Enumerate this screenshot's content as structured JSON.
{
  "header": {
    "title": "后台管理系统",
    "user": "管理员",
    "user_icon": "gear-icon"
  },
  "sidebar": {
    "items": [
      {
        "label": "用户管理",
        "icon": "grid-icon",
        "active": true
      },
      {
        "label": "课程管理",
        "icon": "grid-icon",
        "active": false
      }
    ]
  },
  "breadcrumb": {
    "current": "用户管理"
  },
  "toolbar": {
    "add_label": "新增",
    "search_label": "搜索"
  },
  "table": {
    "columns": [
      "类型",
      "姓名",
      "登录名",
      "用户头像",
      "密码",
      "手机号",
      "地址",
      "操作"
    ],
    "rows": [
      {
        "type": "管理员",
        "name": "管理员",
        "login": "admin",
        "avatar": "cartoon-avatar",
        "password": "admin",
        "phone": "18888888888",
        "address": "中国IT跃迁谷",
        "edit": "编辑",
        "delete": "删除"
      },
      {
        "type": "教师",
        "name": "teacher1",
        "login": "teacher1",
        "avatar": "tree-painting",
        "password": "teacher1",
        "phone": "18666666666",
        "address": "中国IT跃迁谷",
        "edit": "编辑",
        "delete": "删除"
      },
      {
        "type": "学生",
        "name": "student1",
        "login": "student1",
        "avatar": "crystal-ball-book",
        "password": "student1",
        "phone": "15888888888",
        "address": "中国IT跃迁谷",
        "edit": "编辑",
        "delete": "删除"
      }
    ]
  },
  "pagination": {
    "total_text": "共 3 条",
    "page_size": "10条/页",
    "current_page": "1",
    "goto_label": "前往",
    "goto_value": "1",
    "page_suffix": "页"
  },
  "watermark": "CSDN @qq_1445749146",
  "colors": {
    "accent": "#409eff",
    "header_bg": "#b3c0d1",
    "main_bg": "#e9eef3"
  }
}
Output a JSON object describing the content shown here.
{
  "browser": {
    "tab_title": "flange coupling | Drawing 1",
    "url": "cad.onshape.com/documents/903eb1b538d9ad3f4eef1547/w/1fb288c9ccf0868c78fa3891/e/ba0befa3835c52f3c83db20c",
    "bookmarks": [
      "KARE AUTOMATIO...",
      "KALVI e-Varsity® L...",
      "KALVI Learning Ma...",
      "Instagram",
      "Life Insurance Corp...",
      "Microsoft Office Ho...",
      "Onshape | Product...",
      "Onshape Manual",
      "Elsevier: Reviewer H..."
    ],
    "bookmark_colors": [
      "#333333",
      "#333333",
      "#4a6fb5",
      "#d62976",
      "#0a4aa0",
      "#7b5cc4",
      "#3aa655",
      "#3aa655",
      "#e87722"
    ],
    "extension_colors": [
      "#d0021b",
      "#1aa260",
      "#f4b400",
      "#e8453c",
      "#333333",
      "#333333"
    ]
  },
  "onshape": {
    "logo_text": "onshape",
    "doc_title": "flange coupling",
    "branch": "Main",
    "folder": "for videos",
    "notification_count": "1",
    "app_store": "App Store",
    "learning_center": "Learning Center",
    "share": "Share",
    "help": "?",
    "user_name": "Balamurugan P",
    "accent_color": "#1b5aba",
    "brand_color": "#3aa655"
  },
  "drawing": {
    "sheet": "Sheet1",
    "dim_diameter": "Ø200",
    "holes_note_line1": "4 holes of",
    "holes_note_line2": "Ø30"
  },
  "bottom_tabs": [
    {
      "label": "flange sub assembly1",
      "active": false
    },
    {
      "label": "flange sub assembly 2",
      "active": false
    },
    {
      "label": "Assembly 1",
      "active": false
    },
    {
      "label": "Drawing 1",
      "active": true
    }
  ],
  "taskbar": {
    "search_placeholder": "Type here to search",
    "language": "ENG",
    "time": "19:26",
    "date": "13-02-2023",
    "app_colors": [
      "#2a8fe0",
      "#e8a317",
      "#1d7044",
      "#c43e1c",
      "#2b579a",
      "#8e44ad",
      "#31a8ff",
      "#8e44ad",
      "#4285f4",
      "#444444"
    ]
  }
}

================

Faithfully transcribe the whole of the data.

Enumerate this screenshot's content as structured JSON.
{
  "header": {
    "title": "后台管理系统",
    "user": "管理员",
    "user_icon": "gear-icon"
  },
  "sidebar": {
    "items": [
      {
        "label": "用户管理",
        "icon": "grid-icon",
        "active": true
      },
      {
        "label": "课程管理",
        "icon": "grid-icon",
        "active": false
      }
    ]
  },
  "breadcrumb": {
    "current": "用户管理"
  },
  "toolbar": {
    "add_label": "新增",
    "search_label": "搜索"
  },
  "table": {
    "columns": [
      "类型",
      "姓名",
      "登录名",
      "用户头像",
      "密码",
      "手机号",
      "地址",
      "操作"
    ],
    "rows": [
      {
        "type": "管理员",
        "name": "管理员",
        "login": "admin",
        "avatar": "cartoon-avatar",
        "password": "admin",
        "phone": "18888888888",
        "address": "中国IT跃迁谷",
        "edit": "编辑",
        "delete": "删除"
      },
      {
        "type": "教师",
        "name": "teacher1",
        "login": "teacher1",
        "avatar": "tree-painting",
        "password": "teacher1",
        "phone": "18666666666",
        "address": "中国IT跃迁谷",
        "edit": "编辑",
        "delete": "删除"
      },
      {
        "type": "学生",
        "name": "student1",
        "login": "student1",
        "avatar": "crystal-ball-book",
        "password": "student1",
        "phone": "15888888888",
        "address": "中国IT跃迁谷",
        "edit": "编辑",
        "delete": "删除"
      }
    ]
  },
  "pagination": {
    "total_text": "共 3 条",
    "page_size": "10条/页",
    "current_page": "1",
    "goto_label": "前往",
    "goto_value": "1",
    "page_suffix": "页"
  },
  "watermark": "CSDN @qq_1445749146",
  "colors": {
    "accent": "#409eff",
    "header_bg": "#b3c0d1",
    "main_bg": "#e9eef3"
  }
}
Output a JSON object describing the content shown here.
{
  "browser": {
    "tab_title": "flange coupling | Drawing 1",
    "url": "cad.onshape.com/documents/903eb1b538d9ad3f4eef1547/w/1fb288c9ccf0868c78fa3891/e/ba0befa3835c52f3c83db20c",
    "bookmarks": [
      "KARE AUTOMATIO...",
      "KALVI e-Varsity® L...",
      "KALVI Learning Ma...",
      "Instagram",
      "Life Insurance Corp...",
      "Microsoft Office Ho...",
      "Onshape | Product...",
      "Onshape Manual",
      "Elsevier: Reviewer H..."
    ],
    "bookmark_colors": [
      "#333333",
      "#333333",
      "#4a6fb5",
      "#d62976",
      "#0a4aa0",
      "#7b5cc4",
      "#3aa655",
      "#3aa655",
      "#e87722"
    ],
    "extension_colors": [
      "#d0021b",
      "#1aa260",
      "#f4b400",
      "#e8453c",
      "#333333",
      "#333333"
    ]
  },
  "onshape": {
    "logo_text": "onshape",
    "doc_title": "flange coupling",
    "branch": "Main",
    "folder": "for videos",
    "notification_count": "1",
    "app_store": "App Store",
    "learning_center": "Learning Center",
    "share": "Share",
    "help": "?",
    "user_name": "Balamurugan P",
    "accent_color": "#1b5aba",
    "brand_color": "#3aa655"
  },
  "drawing": {
    "sheet": "Sheet1",
    "dim_diameter": "Ø200",
    "holes_note_line1": "4 holes of",
    "holes_note_line2": "Ø30"
  },
  "bottom_tabs": [
    {
      "label": "flange sub assembly1",
      "active": false
    },
    {
      "label": "flange sub assembly 2",
      "active": false
    },
    {
      "label": "Assembly 1",
      "active": false
    },
    {
      "label": "Drawing 1",
      "active": true
    }
  ],
  "taskbar": {
    "search_placeholder": "Type here to search",
    "language": "ENG",
    "time": "19:26",
    "date": "13-02-2023",
    "app_colors": [
      "#2a8fe0",
      "#e8a317",
      "#1d7044",
      "#c43e1c",
      "#2b579a",
      "#8e44ad",
      "#31a8ff",
      "#8e44ad",
      "#4285f4",
      "#444444"
    ]
  }
}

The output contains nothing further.